• Goal 1:
Using the excerpt on right-wing Zionism, explain in one to three sentences why the idea of Israel appeals to many on the global far right.
• Goal 2:
From the excerpt on right-wing Zionism, print the passage between "И одновременно - во" and "human rights standards.", inclusive.
• Goal 3:
Answer these questions from the excerpt on right-wing Zionism:
(a) Which think tank is named as part of the Israeli-American conservative nexus?
(b) Whom do far-right leaders name as an enemy, alongside "globalists"?
(c) What word does Trump use to denigrate liberal Jewish Americans?

• Excerpt provided:
----------------

И одновременно - во время атаки на Капитолий рядом с флагами QAnon флаг Израиля. В сознании борцов с «глобализмом» современный Израиль выглядит союзником.

Антисемитский сионизм - своеобразный феномен нашего времени.

A robust Israeli-American conservative nexus, led by intellectuals like Yoram Hazony, think tanks like PragerU, and foundations like the Tikvah Fund, often lauds Israel as a kind of primordial archetype, embodying a Biblically rooted religio-nationalist ideal that sits at the very foundation of the West itself. In revolt against a “globalist” world order of open borders and international homogenization, the idea of Israel signifies, for many across the global far-right, the insistence that strong nations shall retain their sovereignty, police their borders, preserve their identities and reject the “meddling” of international bodies and human rights standards.
This right-wing Zionism fits comfortably alongside simmering currents of antisemitism. Far-right leaders - from Israeli Prime Minister Benjamin Netanyahu and his son Yair, to Hungary’s Viktor Orbán and the U.S.’s Donald Trump - demonize named enemies like George Soros and “globalists” with the well-worn tropes of modern antisemitism, as embodying a subversive liberal agenda of open borders, cosmopolitanism and racial justice. Evoking “dual loyalty” tropes, Trump frequently seems to regard his American Jewish supporters as primarily loyal to Israel, or even as temporarily displaced Israelis, while denigrating liberal Jewish Americans as “disloyal.”

----------------

• Listing:
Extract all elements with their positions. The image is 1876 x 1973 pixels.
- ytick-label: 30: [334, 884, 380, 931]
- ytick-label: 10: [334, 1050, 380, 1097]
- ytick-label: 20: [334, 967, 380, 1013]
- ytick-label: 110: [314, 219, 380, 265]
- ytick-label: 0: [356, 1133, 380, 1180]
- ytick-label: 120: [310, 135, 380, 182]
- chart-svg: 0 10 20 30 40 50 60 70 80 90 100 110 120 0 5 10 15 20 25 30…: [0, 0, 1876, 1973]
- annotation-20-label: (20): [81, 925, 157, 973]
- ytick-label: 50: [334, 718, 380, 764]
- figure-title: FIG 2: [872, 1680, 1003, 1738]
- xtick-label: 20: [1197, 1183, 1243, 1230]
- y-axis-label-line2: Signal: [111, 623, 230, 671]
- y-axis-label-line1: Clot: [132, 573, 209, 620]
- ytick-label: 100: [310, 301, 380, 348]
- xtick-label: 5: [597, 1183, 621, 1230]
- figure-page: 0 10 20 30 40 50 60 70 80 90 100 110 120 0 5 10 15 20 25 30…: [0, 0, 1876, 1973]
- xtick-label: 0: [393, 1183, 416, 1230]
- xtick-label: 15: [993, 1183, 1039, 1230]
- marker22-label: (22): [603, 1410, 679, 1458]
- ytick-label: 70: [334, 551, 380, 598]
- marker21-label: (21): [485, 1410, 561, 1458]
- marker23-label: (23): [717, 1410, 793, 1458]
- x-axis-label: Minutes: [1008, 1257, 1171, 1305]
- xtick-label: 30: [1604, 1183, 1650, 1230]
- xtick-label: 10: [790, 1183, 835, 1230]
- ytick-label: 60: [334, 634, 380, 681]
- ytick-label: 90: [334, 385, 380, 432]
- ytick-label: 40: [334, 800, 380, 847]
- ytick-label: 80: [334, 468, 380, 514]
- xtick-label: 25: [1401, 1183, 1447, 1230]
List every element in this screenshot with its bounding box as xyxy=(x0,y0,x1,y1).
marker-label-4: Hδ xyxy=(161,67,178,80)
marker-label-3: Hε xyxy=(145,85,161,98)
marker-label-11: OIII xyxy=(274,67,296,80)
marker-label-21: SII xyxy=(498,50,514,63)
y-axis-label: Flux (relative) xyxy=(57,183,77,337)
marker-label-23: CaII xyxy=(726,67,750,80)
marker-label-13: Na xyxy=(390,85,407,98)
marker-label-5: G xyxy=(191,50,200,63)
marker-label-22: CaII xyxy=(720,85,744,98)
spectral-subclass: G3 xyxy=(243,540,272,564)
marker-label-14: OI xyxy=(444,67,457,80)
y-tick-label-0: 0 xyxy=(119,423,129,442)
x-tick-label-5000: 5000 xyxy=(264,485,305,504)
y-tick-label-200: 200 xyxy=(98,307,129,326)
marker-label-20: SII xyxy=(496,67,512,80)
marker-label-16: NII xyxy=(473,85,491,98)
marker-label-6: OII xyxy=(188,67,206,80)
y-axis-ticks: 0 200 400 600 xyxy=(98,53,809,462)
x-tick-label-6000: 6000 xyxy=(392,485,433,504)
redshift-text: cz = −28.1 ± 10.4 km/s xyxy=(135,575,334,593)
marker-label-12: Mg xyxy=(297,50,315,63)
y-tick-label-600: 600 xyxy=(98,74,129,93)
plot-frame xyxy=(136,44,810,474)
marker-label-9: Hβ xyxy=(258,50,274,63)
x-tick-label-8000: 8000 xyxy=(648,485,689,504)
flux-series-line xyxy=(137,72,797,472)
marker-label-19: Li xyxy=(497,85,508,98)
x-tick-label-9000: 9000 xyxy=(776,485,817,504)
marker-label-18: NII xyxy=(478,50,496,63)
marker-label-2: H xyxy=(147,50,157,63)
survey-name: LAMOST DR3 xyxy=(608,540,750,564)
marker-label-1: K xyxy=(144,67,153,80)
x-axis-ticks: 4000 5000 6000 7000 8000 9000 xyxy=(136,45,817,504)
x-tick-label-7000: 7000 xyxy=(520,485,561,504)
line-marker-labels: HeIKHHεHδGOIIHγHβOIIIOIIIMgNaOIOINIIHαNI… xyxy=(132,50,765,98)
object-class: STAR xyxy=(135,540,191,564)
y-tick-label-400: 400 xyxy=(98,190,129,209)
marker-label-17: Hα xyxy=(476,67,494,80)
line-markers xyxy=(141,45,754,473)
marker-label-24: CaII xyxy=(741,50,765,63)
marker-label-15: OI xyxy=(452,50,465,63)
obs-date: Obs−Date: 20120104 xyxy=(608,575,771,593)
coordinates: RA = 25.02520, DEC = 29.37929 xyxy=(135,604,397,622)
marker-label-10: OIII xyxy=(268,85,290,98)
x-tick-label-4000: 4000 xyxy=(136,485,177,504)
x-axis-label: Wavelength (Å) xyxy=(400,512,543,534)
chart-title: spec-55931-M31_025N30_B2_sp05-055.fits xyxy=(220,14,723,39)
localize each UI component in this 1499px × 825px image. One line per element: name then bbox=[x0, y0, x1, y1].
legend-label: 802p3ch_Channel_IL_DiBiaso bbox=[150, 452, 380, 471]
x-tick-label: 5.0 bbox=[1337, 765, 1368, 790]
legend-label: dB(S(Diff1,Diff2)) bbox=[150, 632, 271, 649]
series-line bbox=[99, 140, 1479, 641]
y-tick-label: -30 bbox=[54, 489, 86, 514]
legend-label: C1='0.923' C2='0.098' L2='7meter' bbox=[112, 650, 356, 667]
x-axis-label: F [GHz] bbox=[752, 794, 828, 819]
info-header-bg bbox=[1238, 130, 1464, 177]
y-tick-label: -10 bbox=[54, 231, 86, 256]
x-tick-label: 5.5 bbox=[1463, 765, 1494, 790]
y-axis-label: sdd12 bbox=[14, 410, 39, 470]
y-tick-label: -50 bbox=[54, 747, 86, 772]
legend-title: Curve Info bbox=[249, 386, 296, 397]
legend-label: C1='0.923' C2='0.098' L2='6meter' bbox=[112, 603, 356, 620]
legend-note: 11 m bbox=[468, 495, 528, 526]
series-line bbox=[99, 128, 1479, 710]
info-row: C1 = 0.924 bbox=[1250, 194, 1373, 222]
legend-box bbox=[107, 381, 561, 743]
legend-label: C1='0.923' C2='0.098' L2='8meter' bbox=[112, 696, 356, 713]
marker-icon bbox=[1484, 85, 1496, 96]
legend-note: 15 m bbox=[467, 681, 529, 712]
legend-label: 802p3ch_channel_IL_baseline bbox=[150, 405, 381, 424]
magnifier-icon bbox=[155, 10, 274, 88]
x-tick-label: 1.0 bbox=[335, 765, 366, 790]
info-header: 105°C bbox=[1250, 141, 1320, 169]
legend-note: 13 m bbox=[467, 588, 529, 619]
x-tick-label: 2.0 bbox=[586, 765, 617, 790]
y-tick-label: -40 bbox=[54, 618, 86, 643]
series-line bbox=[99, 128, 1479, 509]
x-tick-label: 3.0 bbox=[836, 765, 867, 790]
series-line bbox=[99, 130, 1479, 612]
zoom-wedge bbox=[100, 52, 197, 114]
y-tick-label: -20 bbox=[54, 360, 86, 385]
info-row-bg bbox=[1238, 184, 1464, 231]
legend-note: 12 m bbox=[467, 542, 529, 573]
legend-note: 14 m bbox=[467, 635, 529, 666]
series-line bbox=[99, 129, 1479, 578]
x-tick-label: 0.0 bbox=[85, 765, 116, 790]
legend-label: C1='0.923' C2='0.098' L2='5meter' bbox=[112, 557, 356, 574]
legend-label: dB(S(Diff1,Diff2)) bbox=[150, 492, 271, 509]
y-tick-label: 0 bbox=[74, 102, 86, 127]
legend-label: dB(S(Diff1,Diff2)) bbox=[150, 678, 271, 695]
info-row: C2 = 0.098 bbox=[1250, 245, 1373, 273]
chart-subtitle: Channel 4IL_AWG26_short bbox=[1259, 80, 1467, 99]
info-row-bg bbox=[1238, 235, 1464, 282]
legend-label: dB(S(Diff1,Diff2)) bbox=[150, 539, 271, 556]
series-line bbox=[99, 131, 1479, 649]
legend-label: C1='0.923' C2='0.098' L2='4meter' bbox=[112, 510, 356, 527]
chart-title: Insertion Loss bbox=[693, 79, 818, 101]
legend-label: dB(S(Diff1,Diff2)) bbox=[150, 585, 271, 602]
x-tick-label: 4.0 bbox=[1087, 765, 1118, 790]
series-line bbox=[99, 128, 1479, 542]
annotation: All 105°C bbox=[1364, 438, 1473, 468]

----------------

• Right answer 1:
For many on the global far right, Israel stands for the insistence that strong nations keep their sovereignty, police their borders, preserve their identities, and reject the "meddling" of international bodies and human rights standards. This matches their revolt against a "globalist" world order of open borders and international homogenization.

• Right answer 2:
И одновременно - во время атаки на Капитолий рядом с флагами QAnon флаг Израиля. В сознании борцов с «глобализмом» современный Израиль выглядит союзником.

Антисемитский сионизм - своеобразный феномен нашего времени.

A robust Israeli-American conservative nexus, led by intellectuals like Yoram Hazony, think tanks like PragerU, and foundations like the Tikvah Fund, often lauds Israel as a kind of primordial archetype, embodying a Biblically rooted religio-nationalist ideal that sits at the very foundation of the West itself. In revolt against a “globalist” world order of open borders and international homogenization, the idea of Israel signifies, for many across the global far-right, the insistence that strong nations shall retain their sovereignty, police their borders, preserve their identities and reject the “meddling” of international bodies and human rights standards.

• Right answer 3:
(a) PragerU
(b) George Soros
(c) "Disloyal"